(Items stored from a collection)
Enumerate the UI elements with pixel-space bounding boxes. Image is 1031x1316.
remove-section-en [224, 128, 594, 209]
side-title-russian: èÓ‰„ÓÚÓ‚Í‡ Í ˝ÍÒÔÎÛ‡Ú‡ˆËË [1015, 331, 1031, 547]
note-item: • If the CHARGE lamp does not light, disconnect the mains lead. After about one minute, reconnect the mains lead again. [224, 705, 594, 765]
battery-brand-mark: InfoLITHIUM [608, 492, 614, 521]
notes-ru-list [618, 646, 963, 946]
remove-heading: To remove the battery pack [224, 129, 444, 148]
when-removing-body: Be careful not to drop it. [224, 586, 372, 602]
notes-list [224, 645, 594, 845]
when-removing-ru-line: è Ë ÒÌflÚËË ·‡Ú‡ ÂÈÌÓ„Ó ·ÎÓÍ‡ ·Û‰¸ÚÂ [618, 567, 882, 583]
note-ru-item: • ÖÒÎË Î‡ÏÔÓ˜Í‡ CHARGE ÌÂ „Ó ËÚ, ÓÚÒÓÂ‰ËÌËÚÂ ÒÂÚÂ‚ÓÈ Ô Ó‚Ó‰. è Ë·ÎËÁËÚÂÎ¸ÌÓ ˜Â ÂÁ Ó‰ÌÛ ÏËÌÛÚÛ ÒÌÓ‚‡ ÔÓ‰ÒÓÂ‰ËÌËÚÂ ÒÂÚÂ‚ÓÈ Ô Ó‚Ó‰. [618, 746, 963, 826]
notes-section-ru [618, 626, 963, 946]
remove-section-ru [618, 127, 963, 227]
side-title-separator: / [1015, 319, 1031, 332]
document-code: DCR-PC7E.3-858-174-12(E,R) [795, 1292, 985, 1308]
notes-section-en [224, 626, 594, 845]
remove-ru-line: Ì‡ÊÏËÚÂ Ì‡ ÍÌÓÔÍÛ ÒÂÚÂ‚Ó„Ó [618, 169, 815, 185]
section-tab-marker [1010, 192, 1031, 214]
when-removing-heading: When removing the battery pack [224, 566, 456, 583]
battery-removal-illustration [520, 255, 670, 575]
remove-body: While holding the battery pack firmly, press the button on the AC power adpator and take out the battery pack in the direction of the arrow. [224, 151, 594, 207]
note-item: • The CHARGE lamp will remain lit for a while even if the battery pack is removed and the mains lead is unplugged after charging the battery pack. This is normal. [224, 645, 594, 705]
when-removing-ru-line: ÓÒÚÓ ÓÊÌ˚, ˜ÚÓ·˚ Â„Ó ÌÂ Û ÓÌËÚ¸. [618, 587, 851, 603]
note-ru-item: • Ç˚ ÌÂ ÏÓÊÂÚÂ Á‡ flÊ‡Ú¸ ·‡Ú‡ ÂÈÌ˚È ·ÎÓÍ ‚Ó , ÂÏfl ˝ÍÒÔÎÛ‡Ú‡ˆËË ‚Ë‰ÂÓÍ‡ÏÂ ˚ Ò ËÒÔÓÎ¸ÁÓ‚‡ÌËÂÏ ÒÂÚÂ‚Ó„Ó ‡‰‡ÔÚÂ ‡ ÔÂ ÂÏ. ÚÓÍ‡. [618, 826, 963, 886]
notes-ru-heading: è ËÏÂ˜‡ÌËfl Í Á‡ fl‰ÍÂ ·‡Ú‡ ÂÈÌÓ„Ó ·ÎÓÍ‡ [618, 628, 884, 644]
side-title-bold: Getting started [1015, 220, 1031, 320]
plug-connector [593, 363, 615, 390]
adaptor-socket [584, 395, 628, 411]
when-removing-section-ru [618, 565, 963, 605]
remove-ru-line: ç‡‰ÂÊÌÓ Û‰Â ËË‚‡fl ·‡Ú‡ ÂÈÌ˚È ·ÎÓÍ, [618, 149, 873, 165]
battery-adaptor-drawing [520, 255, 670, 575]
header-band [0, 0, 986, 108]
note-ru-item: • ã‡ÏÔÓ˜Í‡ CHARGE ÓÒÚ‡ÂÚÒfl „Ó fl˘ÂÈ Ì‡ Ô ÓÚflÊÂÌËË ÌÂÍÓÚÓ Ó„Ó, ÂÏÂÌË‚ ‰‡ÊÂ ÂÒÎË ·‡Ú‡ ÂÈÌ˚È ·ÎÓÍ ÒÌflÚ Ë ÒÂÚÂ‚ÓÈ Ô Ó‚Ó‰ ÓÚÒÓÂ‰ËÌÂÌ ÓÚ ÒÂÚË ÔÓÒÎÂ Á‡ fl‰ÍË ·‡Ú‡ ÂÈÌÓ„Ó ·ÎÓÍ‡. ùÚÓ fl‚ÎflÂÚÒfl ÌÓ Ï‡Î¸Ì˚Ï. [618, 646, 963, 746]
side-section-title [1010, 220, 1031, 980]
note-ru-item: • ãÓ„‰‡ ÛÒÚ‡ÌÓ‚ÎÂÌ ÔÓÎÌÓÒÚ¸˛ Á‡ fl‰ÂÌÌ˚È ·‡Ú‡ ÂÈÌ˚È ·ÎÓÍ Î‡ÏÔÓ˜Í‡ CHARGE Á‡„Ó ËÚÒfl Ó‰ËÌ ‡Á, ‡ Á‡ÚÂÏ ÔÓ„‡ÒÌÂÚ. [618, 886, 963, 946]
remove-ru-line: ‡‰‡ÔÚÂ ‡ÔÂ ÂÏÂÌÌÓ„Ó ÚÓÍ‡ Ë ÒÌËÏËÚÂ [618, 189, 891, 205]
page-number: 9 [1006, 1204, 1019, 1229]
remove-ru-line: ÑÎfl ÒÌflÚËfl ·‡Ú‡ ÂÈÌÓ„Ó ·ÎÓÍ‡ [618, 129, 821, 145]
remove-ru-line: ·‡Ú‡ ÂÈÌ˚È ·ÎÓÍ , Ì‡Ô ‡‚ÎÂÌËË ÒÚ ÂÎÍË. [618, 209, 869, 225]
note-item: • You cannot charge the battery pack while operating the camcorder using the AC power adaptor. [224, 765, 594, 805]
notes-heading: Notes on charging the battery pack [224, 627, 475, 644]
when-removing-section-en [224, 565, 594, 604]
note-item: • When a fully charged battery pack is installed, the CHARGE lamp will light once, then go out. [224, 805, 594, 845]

• [EXERCISE INSTRUCTIONS]
Rewrite everything from the start of the records down to the line containing "when-removing-ru-line: è Ë" as a numbered list, with that line included and any blank lines left out.

• [ANSWER IN FULL]
1. Enumerate the UI elements with pixel-space bounding boxes. Image is 1031x1316.
2. remove-section-en [224, 128, 594, 209]
3. side-title-russian: èÓ‰„ÓÚÓ‚Í‡ Í ˝ÍÒÔÎÛ‡Ú‡ˆËË [1015, 331, 1031, 547]
4. note-item: • If the CHARGE lamp does not light, disconnect the mains lead. After about one minute, reconnect the mains lead again. [224, 705, 594, 765]
5. battery-brand-mark: InfoLITHIUM [608, 492, 614, 521]
6. notes-ru-list [618, 646, 963, 946]
7. remove-heading: To remove the battery pack [224, 129, 444, 148]
8. when-removing-body: Be careful not to drop it. [224, 586, 372, 602]
9. notes-list [224, 645, 594, 845]
10. when-removing-ru-line: è Ë ÒÌflÚËË ·‡Ú‡ ÂÈÌÓ„Ó ·ÎÓÍ‡ ·Û‰¸ÚÂ [618, 567, 882, 583]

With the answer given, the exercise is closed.